Extracted entries —
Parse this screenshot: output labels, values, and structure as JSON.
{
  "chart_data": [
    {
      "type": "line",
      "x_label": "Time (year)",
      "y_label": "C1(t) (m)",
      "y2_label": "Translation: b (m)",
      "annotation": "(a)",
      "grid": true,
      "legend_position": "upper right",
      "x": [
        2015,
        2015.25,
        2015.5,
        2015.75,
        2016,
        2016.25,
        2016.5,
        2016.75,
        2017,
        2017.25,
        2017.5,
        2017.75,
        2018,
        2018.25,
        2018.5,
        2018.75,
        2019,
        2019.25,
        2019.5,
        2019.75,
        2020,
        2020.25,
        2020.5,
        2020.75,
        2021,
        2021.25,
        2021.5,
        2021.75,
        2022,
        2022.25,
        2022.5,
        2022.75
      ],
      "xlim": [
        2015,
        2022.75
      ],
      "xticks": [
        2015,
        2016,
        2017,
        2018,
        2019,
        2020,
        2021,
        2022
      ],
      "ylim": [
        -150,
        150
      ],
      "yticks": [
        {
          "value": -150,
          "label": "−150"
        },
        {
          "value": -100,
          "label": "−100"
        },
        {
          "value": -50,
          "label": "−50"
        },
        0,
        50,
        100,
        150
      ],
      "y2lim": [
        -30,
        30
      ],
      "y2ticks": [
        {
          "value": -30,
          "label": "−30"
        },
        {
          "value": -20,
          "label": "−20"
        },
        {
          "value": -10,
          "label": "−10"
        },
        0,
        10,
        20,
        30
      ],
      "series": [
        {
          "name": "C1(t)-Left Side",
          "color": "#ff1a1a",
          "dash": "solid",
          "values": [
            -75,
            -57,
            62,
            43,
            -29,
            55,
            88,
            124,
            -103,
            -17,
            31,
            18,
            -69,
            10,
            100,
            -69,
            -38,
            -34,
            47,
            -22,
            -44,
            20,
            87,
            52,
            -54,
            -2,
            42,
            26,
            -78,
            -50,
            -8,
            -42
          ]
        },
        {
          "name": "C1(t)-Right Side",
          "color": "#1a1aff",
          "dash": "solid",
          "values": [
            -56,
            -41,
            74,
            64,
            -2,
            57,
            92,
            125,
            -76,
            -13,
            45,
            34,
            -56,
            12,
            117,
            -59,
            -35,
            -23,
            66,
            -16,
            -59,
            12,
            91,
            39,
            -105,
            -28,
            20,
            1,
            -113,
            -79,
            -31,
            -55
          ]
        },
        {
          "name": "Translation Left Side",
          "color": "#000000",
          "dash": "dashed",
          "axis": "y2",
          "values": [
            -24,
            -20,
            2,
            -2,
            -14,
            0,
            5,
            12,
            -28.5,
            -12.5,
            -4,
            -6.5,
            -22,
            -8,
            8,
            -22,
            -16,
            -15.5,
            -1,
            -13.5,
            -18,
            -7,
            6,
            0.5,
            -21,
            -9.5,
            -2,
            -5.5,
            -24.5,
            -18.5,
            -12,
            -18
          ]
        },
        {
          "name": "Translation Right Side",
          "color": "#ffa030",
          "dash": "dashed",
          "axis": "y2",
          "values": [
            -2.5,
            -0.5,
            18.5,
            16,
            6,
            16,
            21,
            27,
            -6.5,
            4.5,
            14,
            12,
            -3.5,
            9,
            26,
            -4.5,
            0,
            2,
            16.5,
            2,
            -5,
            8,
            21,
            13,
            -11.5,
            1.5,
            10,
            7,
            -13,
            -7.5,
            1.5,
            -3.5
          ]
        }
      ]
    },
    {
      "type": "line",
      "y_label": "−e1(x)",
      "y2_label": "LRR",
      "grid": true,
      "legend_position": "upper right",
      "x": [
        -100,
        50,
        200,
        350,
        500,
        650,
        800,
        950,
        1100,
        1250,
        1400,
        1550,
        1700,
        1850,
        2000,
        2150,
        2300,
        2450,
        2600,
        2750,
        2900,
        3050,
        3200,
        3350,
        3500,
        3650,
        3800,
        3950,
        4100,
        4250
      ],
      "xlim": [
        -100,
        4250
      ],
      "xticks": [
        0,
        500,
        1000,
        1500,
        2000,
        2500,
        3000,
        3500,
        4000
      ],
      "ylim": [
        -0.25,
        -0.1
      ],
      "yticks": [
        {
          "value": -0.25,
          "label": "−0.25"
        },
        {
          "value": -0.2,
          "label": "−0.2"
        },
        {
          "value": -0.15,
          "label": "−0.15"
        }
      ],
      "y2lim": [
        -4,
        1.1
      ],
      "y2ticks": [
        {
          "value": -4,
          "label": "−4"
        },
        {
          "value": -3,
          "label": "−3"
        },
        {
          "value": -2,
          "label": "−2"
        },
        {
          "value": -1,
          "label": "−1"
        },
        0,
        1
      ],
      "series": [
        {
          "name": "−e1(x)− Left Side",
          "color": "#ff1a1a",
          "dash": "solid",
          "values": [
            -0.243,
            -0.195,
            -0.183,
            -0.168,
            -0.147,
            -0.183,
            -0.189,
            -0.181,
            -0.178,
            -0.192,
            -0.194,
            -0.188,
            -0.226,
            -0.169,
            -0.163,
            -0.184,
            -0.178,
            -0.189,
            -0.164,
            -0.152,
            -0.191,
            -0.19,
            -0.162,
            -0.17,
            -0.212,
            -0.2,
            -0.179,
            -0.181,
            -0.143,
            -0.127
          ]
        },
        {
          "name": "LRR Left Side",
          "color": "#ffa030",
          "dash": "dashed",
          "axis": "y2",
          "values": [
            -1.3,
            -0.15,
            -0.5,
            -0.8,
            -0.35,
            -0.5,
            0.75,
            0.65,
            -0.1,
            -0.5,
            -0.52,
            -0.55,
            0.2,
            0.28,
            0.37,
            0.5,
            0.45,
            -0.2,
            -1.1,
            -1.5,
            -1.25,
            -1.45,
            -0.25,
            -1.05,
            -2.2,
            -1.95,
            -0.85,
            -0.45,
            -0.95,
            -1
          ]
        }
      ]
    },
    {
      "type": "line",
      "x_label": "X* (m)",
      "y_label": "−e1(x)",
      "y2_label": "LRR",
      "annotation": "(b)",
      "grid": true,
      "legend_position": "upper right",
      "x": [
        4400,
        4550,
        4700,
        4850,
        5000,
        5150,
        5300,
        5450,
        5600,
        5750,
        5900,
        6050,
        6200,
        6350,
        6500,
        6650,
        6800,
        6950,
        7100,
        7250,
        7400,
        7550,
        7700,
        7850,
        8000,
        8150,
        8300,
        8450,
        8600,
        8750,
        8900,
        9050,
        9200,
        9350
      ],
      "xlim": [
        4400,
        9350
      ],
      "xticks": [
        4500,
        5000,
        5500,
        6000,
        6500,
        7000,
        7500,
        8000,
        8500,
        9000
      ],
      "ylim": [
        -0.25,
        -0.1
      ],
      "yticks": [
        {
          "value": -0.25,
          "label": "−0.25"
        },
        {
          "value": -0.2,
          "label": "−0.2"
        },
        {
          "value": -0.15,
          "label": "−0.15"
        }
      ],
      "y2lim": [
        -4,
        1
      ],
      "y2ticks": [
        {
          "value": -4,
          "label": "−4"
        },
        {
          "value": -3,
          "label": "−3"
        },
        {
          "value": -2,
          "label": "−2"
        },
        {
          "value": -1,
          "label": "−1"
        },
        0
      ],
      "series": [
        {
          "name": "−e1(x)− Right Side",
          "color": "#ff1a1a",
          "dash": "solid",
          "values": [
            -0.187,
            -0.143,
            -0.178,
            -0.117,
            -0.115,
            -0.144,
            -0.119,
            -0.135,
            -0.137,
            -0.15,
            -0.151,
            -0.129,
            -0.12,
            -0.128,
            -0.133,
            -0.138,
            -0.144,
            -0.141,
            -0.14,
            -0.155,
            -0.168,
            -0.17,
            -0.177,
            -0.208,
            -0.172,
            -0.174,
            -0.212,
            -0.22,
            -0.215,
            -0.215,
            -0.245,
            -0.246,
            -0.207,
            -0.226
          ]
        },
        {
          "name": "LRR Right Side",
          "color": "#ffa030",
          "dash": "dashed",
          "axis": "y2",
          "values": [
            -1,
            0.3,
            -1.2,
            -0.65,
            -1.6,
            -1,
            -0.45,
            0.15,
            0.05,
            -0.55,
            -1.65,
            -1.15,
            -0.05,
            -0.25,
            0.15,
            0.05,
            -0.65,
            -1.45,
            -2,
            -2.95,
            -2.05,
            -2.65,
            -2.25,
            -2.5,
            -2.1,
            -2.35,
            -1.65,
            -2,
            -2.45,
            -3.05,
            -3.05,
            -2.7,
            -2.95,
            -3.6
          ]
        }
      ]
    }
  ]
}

Goal — Gather and return every line that holds the string "name".

Response to the exercise —
          "name": "C1(t)-Left Side",
          "name": "C1(t)-Right Side",
          "name": "Translation Left Side",
          "name": "Translation Right Side",
          "name": "−e1(x)− Left Side",
          "name": "LRR Left Side",
          "name": "−e1(x)− Right Side",
          "name": "LRR Right Side",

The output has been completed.